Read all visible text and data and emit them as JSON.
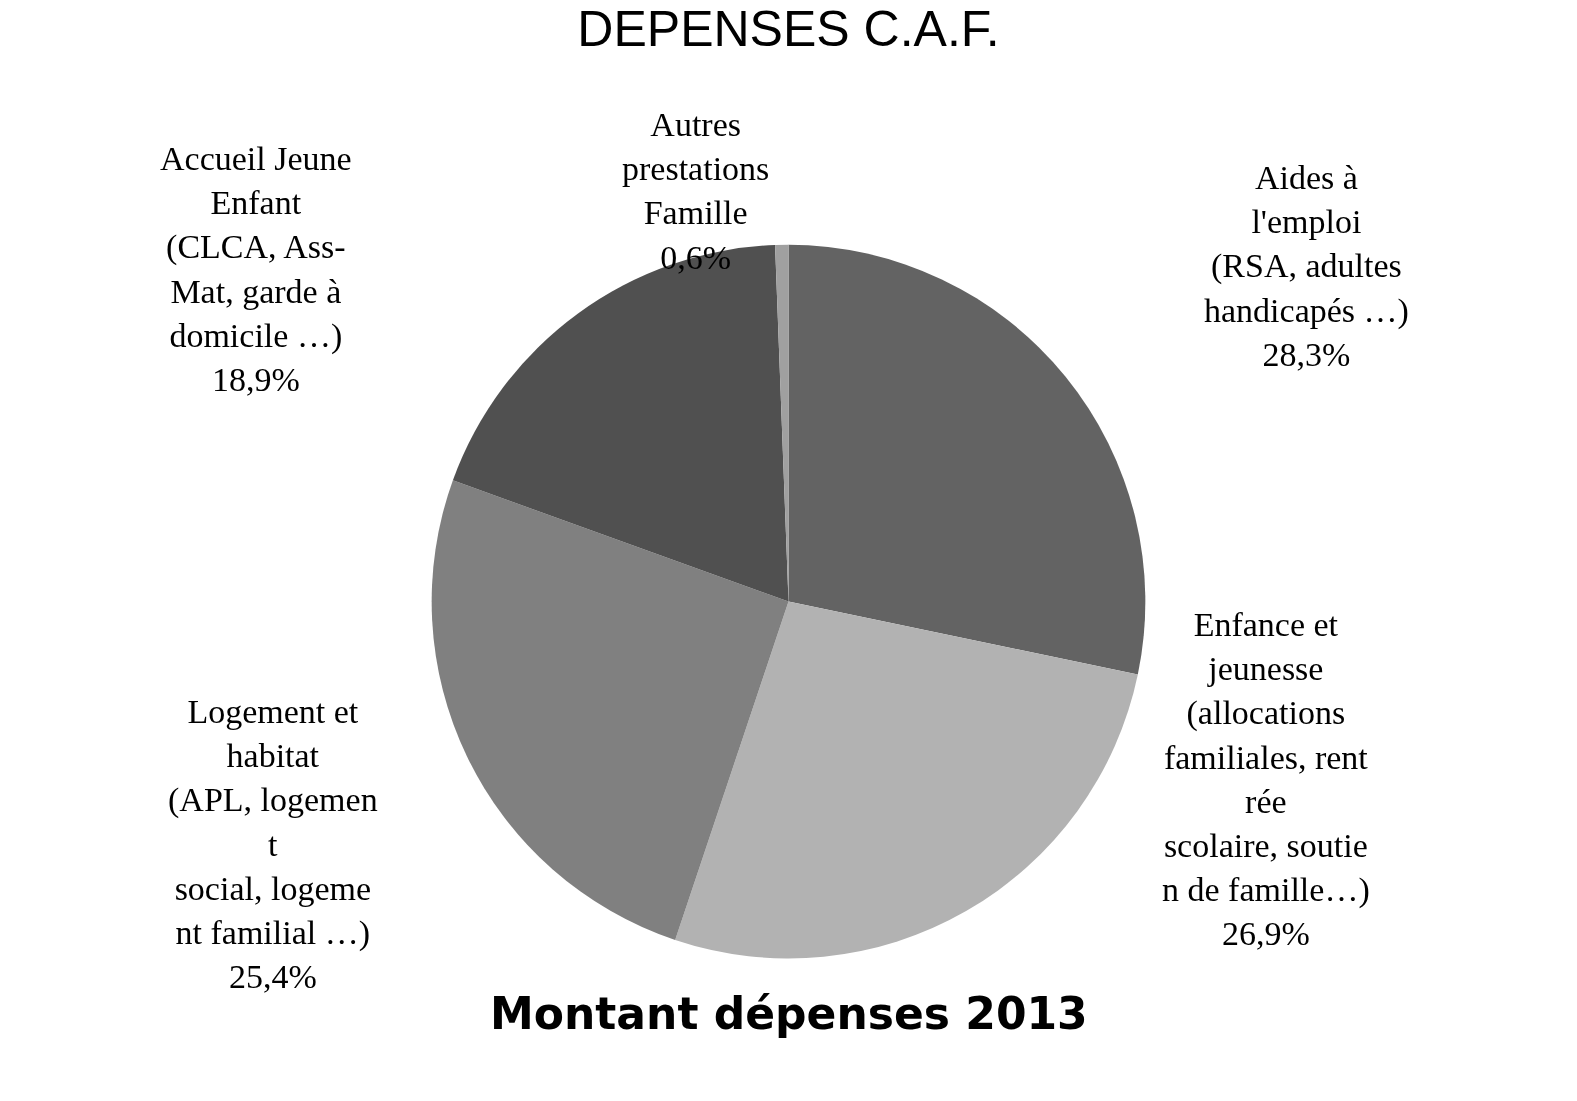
{
  "chart_data": {
    "type": "pie",
    "title": "DEPENSES C.A.F.",
    "subtitle": "Montant dépenses 2013",
    "categories": [
      "Aides à\nl'emploi\n(RSA, adultes\nhandicapés …)",
      "Enfance et\njeunesse\n(allocations\nfamiliales, rent\nrée\nscolaire, soutie\nn de famille…)",
      "Logement et\nhabitat\n(APL, logemen\nt\nsocial, logeme\nnt familial …)",
      "Accueil Jeune\nEnfant\n(CLCA, Ass-\nMat, garde à\ndomicile …)",
      "Autres\nprestations\nFamille"
    ],
    "values": [
      28.3,
      26.9,
      25.4,
      18.9,
      0.6
    ],
    "value_labels": [
      "28,3%",
      "26,9%",
      "25,4%",
      "18,9%",
      "0,6%"
    ],
    "colors": [
      "#636363",
      "#b2b2b2",
      "#808080",
      "#505050",
      "#a0a0a0"
    ],
    "legend": false
  }
}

### [What needs to be done]
Pictures in the records above should not be copied. Repeat everything else exactly.

### [Result]
Read all visible text and data and emit them as JSON.
{
  "chart_data": {
    "type": "pie",
    "title": "DEPENSES C.A.F.",
    "subtitle": "Montant dépenses 2013",
    "categories": [
      "Aides à\nl'emploi\n(RSA, adultes\nhandicapés …)",
      "Enfance et\njeunesse\n(allocations\nfamiliales, rent\nrée\nscolaire, soutie\nn de famille…)",
      "Logement et\nhabitat\n(APL, logemen\nt\nsocial, logeme\nnt familial …)",
      "Accueil Jeune\nEnfant\n(CLCA, Ass-\nMat, garde à\ndomicile …)",
      "Autres\nprestations\nFamille"
    ],
    "values": [
      28.3,
      26.9,
      25.4,
      18.9,
      0.6
    ],
    "value_labels": [
      "28,3%",
      "26,9%",
      "25,4%",
      "18,9%",
      "0,6%"
    ],
    "colors": [
      "#636363",
      "#b2b2b2",
      "#808080",
      "#505050",
      "#a0a0a0"
    ],
    "legend": false
  }
}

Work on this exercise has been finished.